Objective
Gather all lines from the material that contain the word "University".

Given data
○ ○ ○ ○

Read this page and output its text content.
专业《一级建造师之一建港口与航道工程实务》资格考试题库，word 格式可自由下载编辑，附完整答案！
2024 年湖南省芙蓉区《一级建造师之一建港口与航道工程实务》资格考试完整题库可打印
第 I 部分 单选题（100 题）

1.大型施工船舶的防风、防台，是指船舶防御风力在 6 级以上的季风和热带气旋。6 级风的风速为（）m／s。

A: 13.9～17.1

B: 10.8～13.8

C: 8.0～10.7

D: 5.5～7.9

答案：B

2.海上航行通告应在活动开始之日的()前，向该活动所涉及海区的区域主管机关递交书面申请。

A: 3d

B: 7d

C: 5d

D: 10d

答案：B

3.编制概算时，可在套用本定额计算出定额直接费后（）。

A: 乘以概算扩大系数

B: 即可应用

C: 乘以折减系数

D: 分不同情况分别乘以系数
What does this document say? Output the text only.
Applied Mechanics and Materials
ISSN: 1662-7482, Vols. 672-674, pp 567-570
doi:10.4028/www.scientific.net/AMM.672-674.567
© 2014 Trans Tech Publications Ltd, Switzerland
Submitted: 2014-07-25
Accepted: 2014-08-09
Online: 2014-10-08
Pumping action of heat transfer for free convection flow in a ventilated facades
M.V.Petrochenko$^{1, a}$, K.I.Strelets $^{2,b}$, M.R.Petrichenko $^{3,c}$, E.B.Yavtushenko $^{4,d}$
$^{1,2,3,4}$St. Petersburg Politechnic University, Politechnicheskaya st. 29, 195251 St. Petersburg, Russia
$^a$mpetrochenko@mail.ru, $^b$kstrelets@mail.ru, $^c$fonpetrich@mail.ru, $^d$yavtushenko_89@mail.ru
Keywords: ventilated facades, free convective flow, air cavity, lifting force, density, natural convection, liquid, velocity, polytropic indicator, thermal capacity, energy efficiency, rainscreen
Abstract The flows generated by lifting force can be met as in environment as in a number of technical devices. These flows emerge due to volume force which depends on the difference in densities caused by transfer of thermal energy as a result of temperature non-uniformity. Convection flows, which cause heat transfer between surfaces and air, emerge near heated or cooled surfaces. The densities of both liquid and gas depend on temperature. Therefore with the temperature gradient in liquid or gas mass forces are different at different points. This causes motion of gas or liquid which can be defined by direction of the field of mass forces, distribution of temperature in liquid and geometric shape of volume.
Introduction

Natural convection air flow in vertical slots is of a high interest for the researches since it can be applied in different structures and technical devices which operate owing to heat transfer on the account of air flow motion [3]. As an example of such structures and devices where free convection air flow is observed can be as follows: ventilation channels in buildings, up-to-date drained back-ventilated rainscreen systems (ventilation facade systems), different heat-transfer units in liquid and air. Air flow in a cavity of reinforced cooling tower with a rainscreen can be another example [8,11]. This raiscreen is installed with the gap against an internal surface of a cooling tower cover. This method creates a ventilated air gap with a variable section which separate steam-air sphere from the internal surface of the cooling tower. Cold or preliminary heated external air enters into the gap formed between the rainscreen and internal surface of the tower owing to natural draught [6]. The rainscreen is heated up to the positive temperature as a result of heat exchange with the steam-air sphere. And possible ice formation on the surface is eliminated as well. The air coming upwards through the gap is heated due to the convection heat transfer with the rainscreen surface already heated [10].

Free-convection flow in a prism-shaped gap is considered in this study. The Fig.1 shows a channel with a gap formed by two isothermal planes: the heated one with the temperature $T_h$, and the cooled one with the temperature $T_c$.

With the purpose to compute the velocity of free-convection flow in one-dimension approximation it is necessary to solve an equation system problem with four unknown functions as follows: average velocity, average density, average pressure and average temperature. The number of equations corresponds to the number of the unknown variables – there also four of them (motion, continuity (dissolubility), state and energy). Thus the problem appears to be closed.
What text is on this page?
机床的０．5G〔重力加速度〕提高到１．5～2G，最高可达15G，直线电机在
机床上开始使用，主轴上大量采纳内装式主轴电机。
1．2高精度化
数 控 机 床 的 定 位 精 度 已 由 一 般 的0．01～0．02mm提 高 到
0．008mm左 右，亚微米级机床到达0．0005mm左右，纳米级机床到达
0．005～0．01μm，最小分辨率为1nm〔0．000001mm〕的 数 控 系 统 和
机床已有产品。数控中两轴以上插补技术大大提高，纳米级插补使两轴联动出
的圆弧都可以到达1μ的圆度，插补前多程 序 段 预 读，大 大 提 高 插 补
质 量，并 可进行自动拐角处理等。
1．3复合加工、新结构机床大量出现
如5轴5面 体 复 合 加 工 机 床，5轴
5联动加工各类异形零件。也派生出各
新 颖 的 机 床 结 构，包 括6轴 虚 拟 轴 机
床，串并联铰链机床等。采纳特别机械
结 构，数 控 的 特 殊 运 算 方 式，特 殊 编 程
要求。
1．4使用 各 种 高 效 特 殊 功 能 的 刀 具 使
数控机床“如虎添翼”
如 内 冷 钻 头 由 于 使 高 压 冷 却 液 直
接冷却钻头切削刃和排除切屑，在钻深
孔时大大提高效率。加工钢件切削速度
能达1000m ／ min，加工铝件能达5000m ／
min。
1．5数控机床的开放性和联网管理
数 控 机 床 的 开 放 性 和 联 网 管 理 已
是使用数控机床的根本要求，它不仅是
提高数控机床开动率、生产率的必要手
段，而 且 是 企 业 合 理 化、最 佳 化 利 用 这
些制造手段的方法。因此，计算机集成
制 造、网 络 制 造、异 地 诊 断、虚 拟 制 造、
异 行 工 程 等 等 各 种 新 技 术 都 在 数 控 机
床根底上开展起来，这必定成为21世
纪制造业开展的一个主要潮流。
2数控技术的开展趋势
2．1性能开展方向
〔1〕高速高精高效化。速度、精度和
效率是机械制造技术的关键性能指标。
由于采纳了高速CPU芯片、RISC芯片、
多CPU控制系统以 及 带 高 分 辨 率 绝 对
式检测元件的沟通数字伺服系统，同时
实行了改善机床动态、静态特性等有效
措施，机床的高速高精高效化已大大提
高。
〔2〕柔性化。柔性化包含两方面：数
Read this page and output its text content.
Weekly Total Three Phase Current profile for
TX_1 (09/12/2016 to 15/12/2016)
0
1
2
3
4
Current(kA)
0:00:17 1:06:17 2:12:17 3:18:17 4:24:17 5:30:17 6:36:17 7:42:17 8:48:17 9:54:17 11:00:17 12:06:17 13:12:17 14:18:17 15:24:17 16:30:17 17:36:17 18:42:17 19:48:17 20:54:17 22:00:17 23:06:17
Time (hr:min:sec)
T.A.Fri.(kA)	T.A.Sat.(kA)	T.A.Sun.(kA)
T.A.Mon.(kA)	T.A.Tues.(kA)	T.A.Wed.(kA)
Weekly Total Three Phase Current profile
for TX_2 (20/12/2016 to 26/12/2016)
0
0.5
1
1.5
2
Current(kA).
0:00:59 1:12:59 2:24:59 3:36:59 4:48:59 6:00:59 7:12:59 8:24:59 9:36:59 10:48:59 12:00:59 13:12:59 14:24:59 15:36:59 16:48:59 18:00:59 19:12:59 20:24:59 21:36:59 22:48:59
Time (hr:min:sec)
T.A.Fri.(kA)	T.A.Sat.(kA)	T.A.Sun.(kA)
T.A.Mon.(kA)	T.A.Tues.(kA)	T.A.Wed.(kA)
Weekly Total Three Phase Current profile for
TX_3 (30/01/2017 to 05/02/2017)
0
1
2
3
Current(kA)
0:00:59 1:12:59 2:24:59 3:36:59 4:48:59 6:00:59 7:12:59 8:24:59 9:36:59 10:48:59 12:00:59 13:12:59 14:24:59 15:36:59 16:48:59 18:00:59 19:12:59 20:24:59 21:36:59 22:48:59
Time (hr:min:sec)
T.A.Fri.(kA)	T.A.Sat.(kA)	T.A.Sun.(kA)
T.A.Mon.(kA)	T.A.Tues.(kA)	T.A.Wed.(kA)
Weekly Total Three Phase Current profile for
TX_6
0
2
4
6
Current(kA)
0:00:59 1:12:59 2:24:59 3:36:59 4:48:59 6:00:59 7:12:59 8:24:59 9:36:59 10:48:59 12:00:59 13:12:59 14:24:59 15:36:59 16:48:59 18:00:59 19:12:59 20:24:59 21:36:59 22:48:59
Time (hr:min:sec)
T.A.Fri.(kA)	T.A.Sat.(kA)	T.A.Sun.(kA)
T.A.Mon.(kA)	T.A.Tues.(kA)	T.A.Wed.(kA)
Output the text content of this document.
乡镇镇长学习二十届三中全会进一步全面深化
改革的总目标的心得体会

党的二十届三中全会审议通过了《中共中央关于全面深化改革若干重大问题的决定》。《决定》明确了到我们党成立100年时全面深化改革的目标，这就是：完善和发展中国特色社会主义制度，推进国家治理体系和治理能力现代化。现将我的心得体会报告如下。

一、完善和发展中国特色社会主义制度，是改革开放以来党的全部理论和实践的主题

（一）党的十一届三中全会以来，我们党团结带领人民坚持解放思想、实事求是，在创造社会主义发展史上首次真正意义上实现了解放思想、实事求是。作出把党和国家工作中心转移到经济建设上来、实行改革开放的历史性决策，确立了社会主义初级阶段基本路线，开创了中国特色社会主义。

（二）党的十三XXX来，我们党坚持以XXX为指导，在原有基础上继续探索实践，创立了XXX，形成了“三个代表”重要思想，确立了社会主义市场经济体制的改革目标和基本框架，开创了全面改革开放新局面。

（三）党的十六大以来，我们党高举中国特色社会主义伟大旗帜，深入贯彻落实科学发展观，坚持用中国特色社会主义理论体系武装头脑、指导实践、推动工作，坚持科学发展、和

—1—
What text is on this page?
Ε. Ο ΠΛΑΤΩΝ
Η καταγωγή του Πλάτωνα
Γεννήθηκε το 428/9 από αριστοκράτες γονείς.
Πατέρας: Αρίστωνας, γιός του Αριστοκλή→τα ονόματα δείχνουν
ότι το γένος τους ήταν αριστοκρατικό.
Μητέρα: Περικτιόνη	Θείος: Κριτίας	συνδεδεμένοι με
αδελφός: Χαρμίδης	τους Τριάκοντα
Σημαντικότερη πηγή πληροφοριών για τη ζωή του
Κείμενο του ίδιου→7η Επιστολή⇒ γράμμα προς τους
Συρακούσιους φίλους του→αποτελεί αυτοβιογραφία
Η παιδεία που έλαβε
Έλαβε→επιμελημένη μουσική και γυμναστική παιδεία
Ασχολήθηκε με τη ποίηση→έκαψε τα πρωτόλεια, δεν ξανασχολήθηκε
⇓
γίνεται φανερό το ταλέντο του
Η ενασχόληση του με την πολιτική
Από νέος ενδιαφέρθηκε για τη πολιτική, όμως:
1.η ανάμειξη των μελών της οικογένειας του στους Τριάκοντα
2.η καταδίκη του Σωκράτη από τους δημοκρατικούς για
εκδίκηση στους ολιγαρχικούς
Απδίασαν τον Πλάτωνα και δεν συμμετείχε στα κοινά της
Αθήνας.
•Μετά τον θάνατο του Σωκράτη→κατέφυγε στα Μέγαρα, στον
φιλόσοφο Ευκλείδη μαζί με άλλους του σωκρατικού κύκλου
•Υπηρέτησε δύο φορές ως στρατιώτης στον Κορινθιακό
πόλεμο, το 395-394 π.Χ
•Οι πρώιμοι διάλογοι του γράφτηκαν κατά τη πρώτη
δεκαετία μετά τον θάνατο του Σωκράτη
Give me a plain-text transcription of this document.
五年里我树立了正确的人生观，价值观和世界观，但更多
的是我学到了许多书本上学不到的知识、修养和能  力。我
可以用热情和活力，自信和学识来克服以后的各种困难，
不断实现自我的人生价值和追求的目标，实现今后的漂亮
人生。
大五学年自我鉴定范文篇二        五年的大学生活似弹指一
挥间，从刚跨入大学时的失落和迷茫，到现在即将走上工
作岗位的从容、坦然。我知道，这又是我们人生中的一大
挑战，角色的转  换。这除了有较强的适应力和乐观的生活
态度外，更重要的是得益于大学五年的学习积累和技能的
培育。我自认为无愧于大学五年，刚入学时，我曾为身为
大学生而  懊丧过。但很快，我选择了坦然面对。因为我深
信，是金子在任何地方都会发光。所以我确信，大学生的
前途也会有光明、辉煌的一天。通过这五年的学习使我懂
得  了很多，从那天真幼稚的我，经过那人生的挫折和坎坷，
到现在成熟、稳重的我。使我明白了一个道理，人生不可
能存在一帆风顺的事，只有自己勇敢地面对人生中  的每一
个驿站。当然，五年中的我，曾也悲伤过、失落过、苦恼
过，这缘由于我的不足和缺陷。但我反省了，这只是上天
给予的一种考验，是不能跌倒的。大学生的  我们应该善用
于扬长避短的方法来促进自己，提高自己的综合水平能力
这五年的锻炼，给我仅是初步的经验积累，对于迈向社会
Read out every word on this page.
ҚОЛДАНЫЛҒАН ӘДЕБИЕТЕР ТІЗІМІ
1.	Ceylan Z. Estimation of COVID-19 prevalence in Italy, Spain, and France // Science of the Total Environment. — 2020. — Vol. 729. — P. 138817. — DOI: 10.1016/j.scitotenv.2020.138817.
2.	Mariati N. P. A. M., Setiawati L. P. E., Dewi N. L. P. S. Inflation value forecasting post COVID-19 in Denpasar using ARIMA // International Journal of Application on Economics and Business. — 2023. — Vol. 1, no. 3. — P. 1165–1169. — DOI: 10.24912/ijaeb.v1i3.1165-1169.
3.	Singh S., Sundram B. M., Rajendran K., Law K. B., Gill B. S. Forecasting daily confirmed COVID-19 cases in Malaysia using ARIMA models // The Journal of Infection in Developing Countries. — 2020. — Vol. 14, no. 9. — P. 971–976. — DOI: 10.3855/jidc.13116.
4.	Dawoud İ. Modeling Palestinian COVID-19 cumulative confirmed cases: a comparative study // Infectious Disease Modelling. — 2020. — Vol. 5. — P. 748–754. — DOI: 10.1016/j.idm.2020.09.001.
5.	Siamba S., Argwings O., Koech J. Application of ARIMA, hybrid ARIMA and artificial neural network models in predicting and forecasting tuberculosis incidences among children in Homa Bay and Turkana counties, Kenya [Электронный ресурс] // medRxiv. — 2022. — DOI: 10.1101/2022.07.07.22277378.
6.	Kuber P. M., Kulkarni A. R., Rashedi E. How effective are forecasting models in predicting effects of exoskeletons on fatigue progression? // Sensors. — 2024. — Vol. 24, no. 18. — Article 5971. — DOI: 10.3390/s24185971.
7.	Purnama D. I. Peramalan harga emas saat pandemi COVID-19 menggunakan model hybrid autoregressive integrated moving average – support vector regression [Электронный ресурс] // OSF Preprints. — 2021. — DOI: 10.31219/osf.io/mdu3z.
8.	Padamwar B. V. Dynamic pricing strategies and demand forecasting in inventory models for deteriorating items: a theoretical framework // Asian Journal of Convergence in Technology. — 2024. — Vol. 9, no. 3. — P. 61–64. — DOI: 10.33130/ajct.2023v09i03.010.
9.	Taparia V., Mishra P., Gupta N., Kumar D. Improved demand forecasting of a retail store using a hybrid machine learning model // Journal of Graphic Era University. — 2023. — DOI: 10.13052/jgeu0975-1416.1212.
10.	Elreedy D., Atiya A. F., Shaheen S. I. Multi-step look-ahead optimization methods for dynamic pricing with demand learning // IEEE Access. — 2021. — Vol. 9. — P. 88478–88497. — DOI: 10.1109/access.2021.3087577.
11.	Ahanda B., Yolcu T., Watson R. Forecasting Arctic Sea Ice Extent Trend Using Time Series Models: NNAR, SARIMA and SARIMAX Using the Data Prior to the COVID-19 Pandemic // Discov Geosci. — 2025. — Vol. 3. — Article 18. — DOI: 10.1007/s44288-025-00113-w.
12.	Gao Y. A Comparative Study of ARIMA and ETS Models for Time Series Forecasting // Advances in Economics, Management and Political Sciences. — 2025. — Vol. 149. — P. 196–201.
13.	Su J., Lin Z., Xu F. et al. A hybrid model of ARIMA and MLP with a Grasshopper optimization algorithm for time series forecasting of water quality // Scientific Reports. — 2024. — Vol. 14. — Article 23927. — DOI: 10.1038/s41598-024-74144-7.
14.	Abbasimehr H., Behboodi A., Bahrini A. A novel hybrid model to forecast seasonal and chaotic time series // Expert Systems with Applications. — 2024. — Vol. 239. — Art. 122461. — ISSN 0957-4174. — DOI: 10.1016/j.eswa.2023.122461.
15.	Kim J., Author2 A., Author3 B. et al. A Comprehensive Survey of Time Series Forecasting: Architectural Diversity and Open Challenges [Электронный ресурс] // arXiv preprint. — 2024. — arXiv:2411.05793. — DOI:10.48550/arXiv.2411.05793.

○ ○ ○ ○

Correct answer
$^{1,2,3,4}$St. Petersburg Politechnic University, Politechnicheskaya st. 29, 195251 St. Petersburg, Russia
9.	Taparia V., Mishra P., Gupta N., Kumar D. Improved demand forecasting of a retail store using a hybrid machine learning model // Journal of Graphic Era University. — 2023. — DOI: 10.13052/jgeu0975-1416.1212.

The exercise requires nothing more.